■ 設問内容:
「暑くない夏」を紹介する文章について、次の問いに答えよ。
(a) 物語に登場する二人はどのような人物か。
(b) 筆者が一番好きな場面で、男性が病院から外に出た時に感じたものは何か。
(c) この作品の描写に出てくる色は、どのような色でまとめられているか。

夏が季節の中で一番嫌いです。
昨今の夏は毎年毎年最高気温を更新したり、熱くなるのが早かったりして、なおのこと嫌になります。
”暑くない夏”が欲しいな、と思ってふと思い出したのが山川方夫さんの「暑くない夏」というショートショートです。
五感や体の機能を失う奇病を患った女性と、その大学のクラスメイトの男性の二人のお話になります。
気温を感じることのない女性が窓の外に広がる真っ青な空を見て「自分にはもう夏も冬もない、夏がどんなものだったかも思い出せない、暑いってどんなこと?」と聞くのです。
実際に自分が同じように暑さや寒さを失ったとき、どのように感じるだろうかと思いました。
私はとにかく暑いことが苦手なので、物語の中で男性が彼女に返事したように「暑さ知らずなんて羨ましい」と思ってしまいますが――もちろん彼の場合は女性を元気づけるための言葉でもあったと思いますが――今まで当たり前に感じていたものを感じなくなったり、思い出せなくなったりするのは、命にかかわる病でなかったとしても、とてつもない恐怖なのかもしれません。
もしかしたら私でさえも嫌いな暑さを失ったとき、ノスタルジックな気持ちになるのかも……。
ちなみに私がこの物語で一番好きな部分は、男性が病院から外に出た時、夕立前の肌寒さを感じて「彼女と同じように夏を失った、どこにも夏がない」と感じるところです。そのあとすぐに夕立という夏が訪れるのですが、その夏を失った一瞬が彼女と自分を唯一つなぐ手がかりなのかもしれない、といったところに胸がギュっとなるような愛おしさを感じます。
また、山川方夫さんの色彩描写も好きなポイントです。
この作品の場合、描写に出てくる色は病室や女性の顔色の「白」や梅雨の濁った空の色、夏の空の「青」など、すべて寒色や無彩色でまとめられており、この物語が締めくくられるまでずっと温度を感じるものがないところも良いと思っています。
茹だるような夏に、一滴冷たい水を垂らしたような清涼感を感じられる、そんな作品です。

■ 提供資料:

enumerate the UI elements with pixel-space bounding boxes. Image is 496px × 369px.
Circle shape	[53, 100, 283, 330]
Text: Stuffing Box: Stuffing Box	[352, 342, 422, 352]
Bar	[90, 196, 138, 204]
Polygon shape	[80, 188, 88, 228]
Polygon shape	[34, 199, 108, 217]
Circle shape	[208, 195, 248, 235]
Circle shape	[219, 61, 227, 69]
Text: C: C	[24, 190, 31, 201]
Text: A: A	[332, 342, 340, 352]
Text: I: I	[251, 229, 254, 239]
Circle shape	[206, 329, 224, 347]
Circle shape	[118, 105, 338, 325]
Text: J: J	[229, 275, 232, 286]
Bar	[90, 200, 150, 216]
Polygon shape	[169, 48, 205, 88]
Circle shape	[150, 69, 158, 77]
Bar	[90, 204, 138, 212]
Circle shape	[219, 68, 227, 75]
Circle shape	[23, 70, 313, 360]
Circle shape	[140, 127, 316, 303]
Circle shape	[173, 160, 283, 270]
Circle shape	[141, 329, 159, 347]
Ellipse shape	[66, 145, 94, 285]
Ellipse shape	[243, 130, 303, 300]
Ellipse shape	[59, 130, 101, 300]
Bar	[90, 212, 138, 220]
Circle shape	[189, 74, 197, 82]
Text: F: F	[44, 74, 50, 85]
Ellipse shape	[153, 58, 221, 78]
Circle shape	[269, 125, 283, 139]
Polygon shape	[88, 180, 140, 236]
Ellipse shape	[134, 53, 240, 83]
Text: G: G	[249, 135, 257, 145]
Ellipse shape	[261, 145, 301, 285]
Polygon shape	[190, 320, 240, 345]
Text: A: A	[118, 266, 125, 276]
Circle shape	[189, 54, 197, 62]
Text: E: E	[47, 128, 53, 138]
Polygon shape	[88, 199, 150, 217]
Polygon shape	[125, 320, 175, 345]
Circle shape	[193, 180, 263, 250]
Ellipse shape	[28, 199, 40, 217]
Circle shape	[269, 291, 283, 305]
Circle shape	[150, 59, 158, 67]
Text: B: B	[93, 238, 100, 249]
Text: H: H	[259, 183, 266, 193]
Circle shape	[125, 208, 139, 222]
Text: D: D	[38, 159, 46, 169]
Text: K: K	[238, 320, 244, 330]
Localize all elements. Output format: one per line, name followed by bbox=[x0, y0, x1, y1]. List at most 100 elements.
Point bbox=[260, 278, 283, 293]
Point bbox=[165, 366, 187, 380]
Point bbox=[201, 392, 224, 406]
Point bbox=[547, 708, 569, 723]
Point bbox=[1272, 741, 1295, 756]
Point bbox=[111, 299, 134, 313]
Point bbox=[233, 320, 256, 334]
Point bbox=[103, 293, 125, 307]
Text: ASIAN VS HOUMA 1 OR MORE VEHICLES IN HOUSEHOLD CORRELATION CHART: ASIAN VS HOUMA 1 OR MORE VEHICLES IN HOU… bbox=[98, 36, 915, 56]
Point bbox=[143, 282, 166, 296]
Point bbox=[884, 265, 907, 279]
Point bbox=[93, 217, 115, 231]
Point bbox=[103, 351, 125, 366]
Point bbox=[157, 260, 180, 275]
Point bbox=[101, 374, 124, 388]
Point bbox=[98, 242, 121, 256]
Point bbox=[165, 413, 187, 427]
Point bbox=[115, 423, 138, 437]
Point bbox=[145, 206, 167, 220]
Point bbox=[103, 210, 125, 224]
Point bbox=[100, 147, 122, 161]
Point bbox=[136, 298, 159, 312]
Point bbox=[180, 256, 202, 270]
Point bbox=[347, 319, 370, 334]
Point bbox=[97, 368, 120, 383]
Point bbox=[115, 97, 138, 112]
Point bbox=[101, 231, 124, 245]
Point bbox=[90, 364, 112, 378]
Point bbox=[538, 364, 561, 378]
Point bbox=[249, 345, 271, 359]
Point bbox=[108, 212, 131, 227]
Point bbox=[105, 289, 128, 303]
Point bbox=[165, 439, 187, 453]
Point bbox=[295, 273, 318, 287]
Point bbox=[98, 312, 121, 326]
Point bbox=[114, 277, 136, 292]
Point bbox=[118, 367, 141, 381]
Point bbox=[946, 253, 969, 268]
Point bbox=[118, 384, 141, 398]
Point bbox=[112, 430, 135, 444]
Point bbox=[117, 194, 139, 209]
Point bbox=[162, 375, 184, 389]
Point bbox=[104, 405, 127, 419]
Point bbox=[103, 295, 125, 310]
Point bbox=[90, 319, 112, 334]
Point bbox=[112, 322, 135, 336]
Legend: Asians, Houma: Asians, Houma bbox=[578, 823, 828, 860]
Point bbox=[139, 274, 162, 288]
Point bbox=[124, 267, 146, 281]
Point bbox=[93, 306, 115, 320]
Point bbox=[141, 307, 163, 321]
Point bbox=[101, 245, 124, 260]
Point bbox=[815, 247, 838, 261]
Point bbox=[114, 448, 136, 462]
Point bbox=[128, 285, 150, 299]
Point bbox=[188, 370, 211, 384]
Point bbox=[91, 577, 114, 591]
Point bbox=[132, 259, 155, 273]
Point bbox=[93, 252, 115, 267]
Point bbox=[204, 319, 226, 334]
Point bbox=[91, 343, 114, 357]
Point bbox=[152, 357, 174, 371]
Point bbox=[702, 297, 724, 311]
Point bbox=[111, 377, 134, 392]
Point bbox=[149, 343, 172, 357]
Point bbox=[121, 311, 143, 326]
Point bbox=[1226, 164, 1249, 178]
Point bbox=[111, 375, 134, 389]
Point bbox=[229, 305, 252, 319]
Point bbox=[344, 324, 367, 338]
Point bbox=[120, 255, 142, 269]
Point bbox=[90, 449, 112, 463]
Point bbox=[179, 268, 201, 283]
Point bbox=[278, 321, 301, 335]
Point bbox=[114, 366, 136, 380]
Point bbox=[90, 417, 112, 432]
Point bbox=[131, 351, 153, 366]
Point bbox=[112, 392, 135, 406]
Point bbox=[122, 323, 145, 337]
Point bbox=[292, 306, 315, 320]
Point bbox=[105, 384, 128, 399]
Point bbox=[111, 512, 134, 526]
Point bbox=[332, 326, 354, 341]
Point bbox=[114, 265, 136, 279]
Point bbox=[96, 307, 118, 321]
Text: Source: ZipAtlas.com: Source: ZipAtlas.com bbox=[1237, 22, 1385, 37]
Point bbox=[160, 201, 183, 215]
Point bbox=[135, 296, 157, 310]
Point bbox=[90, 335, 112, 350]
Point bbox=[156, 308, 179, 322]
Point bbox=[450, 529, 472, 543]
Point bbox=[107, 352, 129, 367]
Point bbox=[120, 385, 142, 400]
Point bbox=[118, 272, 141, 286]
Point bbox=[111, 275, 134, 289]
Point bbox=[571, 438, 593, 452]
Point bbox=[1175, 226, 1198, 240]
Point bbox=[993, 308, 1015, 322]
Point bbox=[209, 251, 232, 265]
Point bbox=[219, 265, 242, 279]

■ 解答:
(a) 五感や体の機能を失う奇病を患った女性と、その大学のクラスメイトの男性。
(b) 夕立前の肌寒さ。
(c) 寒色や無彩色。